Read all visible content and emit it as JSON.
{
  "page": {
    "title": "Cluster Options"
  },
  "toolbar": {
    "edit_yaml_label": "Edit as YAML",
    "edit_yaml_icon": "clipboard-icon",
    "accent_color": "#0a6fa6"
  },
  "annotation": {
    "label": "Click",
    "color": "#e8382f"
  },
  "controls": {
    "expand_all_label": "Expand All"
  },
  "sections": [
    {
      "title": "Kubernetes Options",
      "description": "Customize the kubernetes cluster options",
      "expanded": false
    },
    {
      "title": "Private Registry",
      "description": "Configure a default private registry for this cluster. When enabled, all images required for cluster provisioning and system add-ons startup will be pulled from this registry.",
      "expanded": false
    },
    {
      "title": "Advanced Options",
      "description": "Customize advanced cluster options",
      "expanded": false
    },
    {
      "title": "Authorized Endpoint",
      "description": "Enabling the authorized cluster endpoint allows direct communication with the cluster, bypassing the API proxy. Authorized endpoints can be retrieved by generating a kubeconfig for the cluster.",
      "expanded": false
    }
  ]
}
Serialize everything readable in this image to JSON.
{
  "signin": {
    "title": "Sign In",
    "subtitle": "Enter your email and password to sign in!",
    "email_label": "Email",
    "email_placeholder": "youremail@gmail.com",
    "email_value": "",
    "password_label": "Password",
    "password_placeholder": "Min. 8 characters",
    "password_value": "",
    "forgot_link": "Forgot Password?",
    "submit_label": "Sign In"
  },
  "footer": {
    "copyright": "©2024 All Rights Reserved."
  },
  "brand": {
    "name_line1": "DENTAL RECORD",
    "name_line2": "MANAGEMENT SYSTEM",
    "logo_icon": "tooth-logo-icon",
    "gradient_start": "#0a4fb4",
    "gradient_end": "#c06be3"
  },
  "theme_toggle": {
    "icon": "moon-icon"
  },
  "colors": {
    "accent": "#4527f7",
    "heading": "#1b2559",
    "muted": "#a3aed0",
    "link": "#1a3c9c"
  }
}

*WHAT TO WORK ON:* Write out the whole listing again, exactly as it stands.

*THE REPLY:*
Read all visible content and emit it as JSON.
{
  "page": {
    "title": "Cluster Options"
  },
  "toolbar": {
    "edit_yaml_label": "Edit as YAML",
    "edit_yaml_icon": "clipboard-icon",
    "accent_color": "#0a6fa6"
  },
  "annotation": {
    "label": "Click",
    "color": "#e8382f"
  },
  "controls": {
    "expand_all_label": "Expand All"
  },
  "sections": [
    {
      "title": "Kubernetes Options",
      "description": "Customize the kubernetes cluster options",
      "expanded": false
    },
    {
      "title": "Private Registry",
      "description": "Configure a default private registry for this cluster. When enabled, all images required for cluster provisioning and system add-ons startup will be pulled from this registry.",
      "expanded": false
    },
    {
      "title": "Advanced Options",
      "description": "Customize advanced cluster options",
      "expanded": false
    },
    {
      "title": "Authorized Endpoint",
      "description": "Enabling the authorized cluster endpoint allows direct communication with the cluster, bypassing the API proxy. Authorized endpoints can be retrieved by generating a kubeconfig for the cluster.",
      "expanded": false
    }
  ]
}
Serialize everything readable in this image to JSON.
{
  "signin": {
    "title": "Sign In",
    "subtitle": "Enter your email and password to sign in!",
    "email_label": "Email",
    "email_placeholder": "youremail@gmail.com",
    "email_value": "",
    "password_label": "Password",
    "password_placeholder": "Min. 8 characters",
    "password_value": "",
    "forgot_link": "Forgot Password?",
    "submit_label": "Sign In"
  },
  "footer": {
    "copyright": "©2024 All Rights Reserved."
  },
  "brand": {
    "name_line1": "DENTAL RECORD",
    "name_line2": "MANAGEMENT SYSTEM",
    "logo_icon": "tooth-logo-icon",
    "gradient_start": "#0a4fb4",
    "gradient_end": "#c06be3"
  },
  "theme_toggle": {
    "icon": "moon-icon"
  },
  "colors": {
    "accent": "#4527f7",
    "heading": "#1b2559",
    "muted": "#a3aed0",
    "link": "#1a3c9c"
  }
}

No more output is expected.